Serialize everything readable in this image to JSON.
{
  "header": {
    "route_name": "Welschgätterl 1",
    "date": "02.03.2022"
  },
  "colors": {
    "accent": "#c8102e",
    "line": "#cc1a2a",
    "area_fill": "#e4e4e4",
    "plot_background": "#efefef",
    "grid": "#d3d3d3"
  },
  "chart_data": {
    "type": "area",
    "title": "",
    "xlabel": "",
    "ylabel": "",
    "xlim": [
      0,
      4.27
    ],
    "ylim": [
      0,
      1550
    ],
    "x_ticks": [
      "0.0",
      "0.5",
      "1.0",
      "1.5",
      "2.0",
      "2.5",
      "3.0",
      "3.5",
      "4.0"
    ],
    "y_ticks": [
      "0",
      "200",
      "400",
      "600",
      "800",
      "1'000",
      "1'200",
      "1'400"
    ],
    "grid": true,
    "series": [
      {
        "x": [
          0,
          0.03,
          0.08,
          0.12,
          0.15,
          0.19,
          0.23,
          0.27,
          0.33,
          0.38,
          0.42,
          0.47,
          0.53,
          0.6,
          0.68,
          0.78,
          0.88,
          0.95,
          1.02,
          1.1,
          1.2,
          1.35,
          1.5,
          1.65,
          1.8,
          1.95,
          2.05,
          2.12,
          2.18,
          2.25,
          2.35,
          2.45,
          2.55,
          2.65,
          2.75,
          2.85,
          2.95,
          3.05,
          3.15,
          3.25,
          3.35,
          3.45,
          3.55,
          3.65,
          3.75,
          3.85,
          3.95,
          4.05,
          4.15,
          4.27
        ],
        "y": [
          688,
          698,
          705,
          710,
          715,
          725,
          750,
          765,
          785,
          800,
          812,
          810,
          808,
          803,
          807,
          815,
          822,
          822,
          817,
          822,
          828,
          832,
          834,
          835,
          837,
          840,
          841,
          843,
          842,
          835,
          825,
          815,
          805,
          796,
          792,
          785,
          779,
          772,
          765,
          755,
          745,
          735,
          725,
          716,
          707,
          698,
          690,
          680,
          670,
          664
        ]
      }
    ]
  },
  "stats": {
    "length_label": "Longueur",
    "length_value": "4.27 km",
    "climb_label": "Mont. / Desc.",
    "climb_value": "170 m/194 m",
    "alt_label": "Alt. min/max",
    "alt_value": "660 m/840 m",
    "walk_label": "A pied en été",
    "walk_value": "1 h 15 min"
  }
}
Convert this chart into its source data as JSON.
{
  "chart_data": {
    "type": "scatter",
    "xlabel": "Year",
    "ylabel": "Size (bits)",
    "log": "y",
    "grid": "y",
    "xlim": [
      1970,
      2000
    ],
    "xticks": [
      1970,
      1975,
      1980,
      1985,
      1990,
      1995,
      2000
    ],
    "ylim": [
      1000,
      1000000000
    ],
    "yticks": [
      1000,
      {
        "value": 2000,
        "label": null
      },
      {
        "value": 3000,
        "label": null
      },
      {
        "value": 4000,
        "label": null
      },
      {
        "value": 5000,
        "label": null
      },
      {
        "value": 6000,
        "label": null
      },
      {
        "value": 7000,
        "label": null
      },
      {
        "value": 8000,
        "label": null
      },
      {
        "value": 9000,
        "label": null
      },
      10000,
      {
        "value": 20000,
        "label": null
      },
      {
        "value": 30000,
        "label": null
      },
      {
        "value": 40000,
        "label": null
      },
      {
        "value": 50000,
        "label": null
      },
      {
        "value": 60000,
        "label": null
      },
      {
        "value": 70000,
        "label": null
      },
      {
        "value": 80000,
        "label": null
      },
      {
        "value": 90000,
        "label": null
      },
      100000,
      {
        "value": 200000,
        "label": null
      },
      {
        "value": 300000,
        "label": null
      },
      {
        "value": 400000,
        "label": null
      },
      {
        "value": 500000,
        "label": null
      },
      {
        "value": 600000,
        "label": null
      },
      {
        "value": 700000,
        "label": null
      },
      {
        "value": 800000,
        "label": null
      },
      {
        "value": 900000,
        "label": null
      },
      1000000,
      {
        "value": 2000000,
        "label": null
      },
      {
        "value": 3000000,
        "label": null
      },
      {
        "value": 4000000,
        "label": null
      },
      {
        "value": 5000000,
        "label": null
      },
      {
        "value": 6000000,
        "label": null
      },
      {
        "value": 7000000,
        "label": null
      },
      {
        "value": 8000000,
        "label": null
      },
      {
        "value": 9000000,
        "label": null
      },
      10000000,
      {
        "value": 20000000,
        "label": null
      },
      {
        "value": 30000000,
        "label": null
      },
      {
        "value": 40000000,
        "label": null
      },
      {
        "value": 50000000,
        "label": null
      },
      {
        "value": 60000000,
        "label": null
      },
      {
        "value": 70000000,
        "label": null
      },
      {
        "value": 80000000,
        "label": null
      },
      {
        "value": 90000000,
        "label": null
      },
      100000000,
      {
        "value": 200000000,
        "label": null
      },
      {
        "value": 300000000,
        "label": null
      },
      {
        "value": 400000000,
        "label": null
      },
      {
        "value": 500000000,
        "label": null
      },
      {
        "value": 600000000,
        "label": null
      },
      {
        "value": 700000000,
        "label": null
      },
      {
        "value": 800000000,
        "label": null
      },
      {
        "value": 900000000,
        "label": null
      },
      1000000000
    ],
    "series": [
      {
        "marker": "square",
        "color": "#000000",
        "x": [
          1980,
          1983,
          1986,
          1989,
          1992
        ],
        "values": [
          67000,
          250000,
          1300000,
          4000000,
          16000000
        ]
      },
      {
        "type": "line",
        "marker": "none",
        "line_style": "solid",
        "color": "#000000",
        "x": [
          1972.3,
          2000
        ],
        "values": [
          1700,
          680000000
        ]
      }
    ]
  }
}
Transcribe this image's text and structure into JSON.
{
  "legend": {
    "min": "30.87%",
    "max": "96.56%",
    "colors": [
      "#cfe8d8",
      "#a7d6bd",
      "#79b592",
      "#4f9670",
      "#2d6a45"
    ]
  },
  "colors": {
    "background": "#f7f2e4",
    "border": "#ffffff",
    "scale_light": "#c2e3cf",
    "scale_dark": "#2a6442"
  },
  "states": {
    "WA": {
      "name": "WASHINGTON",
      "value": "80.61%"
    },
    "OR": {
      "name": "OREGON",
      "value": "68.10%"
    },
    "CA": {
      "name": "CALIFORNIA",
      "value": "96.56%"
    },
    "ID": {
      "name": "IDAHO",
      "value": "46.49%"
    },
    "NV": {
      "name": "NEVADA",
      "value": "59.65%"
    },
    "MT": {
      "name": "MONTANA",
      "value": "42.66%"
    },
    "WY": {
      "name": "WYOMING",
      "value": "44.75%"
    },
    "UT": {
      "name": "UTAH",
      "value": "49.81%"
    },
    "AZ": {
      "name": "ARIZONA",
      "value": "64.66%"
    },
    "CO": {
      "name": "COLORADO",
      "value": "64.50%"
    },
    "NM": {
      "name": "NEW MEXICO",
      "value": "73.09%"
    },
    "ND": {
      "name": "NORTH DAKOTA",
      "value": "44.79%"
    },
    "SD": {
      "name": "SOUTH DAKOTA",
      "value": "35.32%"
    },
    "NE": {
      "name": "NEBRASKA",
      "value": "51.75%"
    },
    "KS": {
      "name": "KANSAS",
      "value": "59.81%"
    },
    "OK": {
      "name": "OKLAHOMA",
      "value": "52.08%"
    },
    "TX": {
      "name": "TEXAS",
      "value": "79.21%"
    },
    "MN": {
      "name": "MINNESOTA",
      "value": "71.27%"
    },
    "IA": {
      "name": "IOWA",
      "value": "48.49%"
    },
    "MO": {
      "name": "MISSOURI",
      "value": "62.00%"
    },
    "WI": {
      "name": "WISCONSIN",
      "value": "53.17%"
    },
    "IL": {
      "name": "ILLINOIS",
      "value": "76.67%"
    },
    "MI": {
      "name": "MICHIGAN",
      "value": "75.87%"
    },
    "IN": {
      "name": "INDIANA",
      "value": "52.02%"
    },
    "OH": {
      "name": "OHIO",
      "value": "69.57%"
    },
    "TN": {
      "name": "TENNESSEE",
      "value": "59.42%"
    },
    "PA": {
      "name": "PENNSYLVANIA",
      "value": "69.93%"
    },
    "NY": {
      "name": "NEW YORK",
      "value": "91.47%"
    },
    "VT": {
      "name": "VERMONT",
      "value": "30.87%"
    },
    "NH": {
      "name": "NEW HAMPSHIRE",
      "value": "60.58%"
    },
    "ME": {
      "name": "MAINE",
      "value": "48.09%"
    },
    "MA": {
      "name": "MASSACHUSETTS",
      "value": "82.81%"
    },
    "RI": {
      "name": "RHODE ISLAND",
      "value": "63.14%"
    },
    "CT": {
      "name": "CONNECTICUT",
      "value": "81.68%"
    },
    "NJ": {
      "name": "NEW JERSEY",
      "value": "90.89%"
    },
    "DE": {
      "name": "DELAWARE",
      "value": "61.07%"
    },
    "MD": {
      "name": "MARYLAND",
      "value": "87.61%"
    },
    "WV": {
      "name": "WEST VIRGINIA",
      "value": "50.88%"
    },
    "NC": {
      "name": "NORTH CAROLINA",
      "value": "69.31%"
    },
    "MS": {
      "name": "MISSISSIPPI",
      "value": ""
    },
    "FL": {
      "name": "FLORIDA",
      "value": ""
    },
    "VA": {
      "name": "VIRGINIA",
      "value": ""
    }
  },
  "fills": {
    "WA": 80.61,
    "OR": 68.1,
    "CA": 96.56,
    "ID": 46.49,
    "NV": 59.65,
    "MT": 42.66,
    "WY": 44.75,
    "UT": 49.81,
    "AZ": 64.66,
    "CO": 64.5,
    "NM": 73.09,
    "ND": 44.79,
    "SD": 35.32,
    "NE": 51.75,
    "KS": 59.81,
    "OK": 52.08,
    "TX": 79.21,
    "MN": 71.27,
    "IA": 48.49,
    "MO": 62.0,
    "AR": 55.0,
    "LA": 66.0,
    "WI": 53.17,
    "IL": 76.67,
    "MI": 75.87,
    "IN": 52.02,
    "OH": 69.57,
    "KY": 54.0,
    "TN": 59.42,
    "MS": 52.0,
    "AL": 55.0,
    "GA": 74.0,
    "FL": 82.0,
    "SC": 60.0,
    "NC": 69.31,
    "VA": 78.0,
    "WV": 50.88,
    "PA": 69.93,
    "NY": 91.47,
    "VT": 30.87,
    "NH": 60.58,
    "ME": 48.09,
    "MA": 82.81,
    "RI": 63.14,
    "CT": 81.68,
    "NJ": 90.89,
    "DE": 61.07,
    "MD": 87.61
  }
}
━━━━━━━━━━━━━━━━━━━━
§ **Prompt**:
For the material, find the number of lines holding the word "NORTH" and give that figure and nothing more.

§ **The output**:
2